[A run of records]
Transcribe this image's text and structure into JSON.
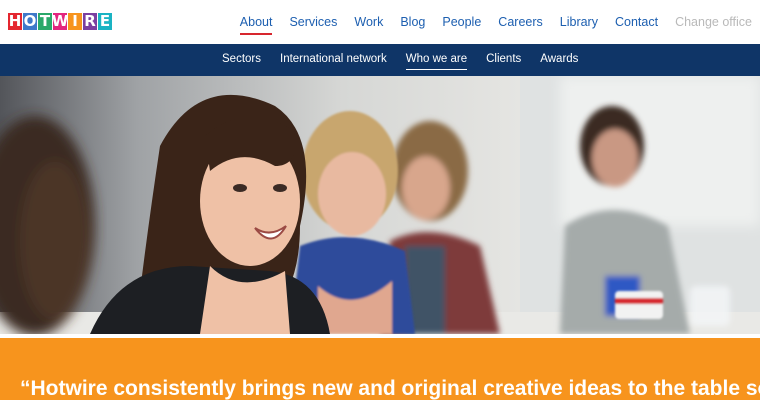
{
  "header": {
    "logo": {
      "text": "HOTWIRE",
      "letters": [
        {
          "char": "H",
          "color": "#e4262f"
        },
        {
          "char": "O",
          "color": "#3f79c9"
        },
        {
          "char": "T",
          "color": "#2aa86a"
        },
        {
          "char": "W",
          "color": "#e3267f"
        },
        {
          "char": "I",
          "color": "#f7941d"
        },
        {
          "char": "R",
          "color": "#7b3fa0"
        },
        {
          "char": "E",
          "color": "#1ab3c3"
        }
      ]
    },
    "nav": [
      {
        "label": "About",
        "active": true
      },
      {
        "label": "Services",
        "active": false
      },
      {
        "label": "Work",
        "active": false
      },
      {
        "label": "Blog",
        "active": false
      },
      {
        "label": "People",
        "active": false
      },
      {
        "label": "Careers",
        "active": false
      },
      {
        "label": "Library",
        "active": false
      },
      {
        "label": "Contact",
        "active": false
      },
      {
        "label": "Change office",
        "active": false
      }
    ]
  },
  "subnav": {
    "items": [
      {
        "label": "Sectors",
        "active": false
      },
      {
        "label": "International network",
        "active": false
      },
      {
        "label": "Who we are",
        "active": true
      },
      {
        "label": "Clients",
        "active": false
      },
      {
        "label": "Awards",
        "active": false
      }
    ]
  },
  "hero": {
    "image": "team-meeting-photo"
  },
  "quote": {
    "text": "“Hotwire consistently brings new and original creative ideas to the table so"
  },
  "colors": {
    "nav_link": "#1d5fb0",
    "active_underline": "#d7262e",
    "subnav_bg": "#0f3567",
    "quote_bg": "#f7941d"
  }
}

Instructions to follow:
Reproduce each line word for word and drop the pictures.

Expected answer:
Transcribe this image's text and structure into JSON.
{
  "header": {
    "logo": {
      "text": "HOTWIRE",
      "letters": [
        {
          "char": "H",
          "color": "#e4262f"
        },
        {
          "char": "O",
          "color": "#3f79c9"
        },
        {
          "char": "T",
          "color": "#2aa86a"
        },
        {
          "char": "W",
          "color": "#e3267f"
        },
        {
          "char": "I",
          "color": "#f7941d"
        },
        {
          "char": "R",
          "color": "#7b3fa0"
        },
        {
          "char": "E",
          "color": "#1ab3c3"
        }
      ]
    },
    "nav": [
      {
        "label": "About",
        "active": true
      },
      {
        "label": "Services",
        "active": false
      },
      {
        "label": "Work",
        "active": false
      },
      {
        "label": "Blog",
        "active": false
      },
      {
        "label": "People",
        "active": false
      },
      {
        "label": "Careers",
        "active": false
      },
      {
        "label": "Library",
        "active": false
      },
      {
        "label": "Contact",
        "active": false
      },
      {
        "label": "Change office",
        "active": false
      }
    ]
  },
  "subnav": {
    "items": [
      {
        "label": "Sectors",
        "active": false
      },
      {
        "label": "International network",
        "active": false
      },
      {
        "label": "Who we are",
        "active": true
      },
      {
        "label": "Clients",
        "active": false
      },
      {
        "label": "Awards",
        "active": false
      }
    ]
  },
  "hero": {
    "image": "team-meeting-photo"
  },
  "quote": {
    "text": "“Hotwire consistently brings new and original creative ideas to the table so"
  },
  "colors": {
    "nav_link": "#1d5fb0",
    "active_underline": "#d7262e",
    "subnav_bg": "#0f3567",
    "quote_bg": "#f7941d"
  }
}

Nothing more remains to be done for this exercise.